The records that follow must be repeated exactly, except for their pictures.

▶ [Collected data entries]
Segment Open
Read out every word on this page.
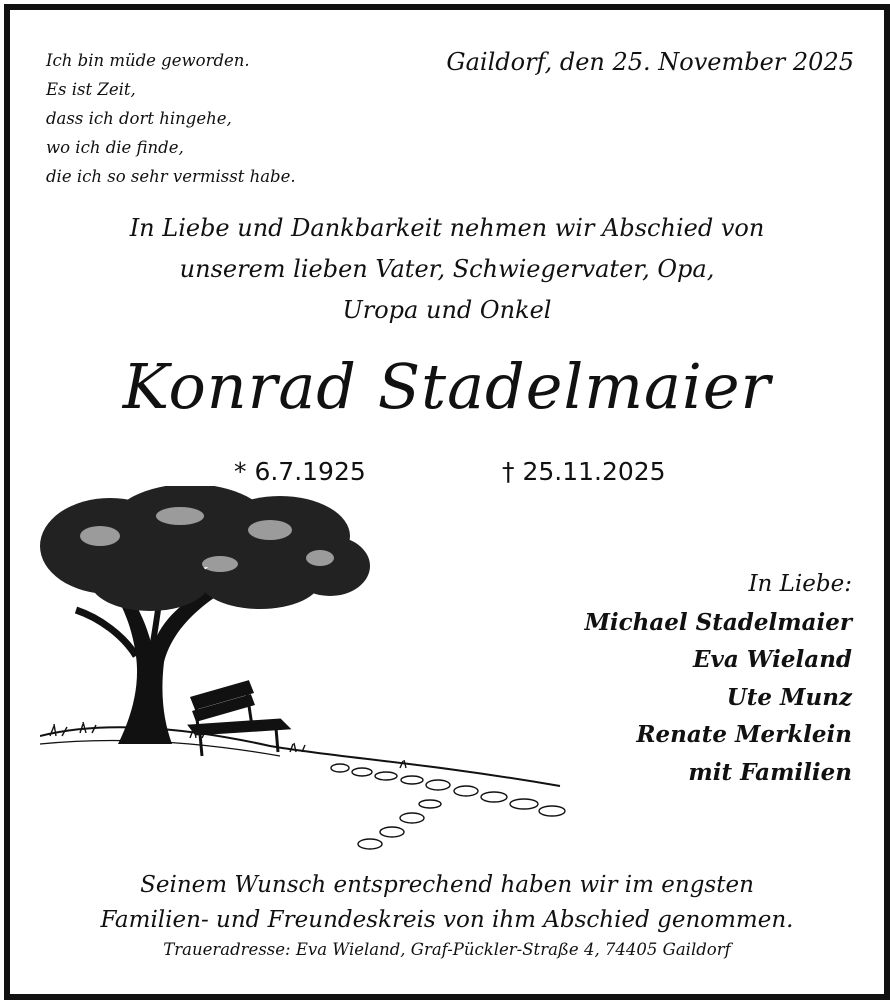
Ich bin müde geworden.
Es ist Zeit,
dass ich dort hingehe,
wo ich die finde,
die ich so sehr vermisst habe.
Gaildorf, den 25. November 2025
In Liebe und Dankbarkeit nehmen wir Abschied von
unserem lieben Vater, Schwiegervater, Opa,
Uropa und Onkel
Konrad Stadelmaier
* 6.7.1925	† 25.11.2025
In Liebe:
Michael Stadelmaier
Eva Wieland
Ute Munz
Renate Merklein
mit Familien
Seinem Wunsch entsprechend haben wir im engsten
Familien- und Freundeskreis von ihm Abschied genommen.
Traueradresse: Eva Wieland, Graf-Pückler-Straße 4, 74405 Gaildorf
Segment Closed
▶ [Response to the task]
Read out every word on this page.
Ich bin müde geworden.
Es ist Zeit,
dass ich dort hingehe,
wo ich die finde,
die ich so sehr vermisst habe.
Gaildorf, den 25. November 2025
In Liebe und Dankbarkeit nehmen wir Abschied von
unserem lieben Vater, Schwiegervater, Opa,
Uropa und Onkel
Konrad Stadelmaier
* 6.7.1925	† 25.11.2025
In Liebe:
Michael Stadelmaier
Eva Wieland
Ute Munz
Renate Merklein
mit Familien
Seinem Wunsch entsprechend haben wir im engsten
Familien- und Freundeskreis von ihm Abschied genommen.
Traueradresse: Eva Wieland, Graf-Pückler-Straße 4, 74405 Gaildorf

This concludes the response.